**THE EXERCISE**:
Only lines with the string "superior" matter here; gather them from the material below.

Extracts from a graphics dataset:

--- start ---

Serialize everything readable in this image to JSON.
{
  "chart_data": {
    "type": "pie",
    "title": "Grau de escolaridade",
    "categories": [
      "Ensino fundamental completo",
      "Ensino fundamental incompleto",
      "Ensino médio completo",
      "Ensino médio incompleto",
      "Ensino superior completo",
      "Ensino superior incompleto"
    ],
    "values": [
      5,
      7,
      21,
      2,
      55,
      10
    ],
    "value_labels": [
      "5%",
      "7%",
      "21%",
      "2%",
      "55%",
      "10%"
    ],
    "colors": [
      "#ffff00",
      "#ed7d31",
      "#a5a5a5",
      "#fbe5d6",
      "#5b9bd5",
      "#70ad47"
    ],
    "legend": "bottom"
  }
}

--- end ---

**WRITTEN RESPONSE**:
      "Ensino superior completo",
      "Ensino superior incompleto"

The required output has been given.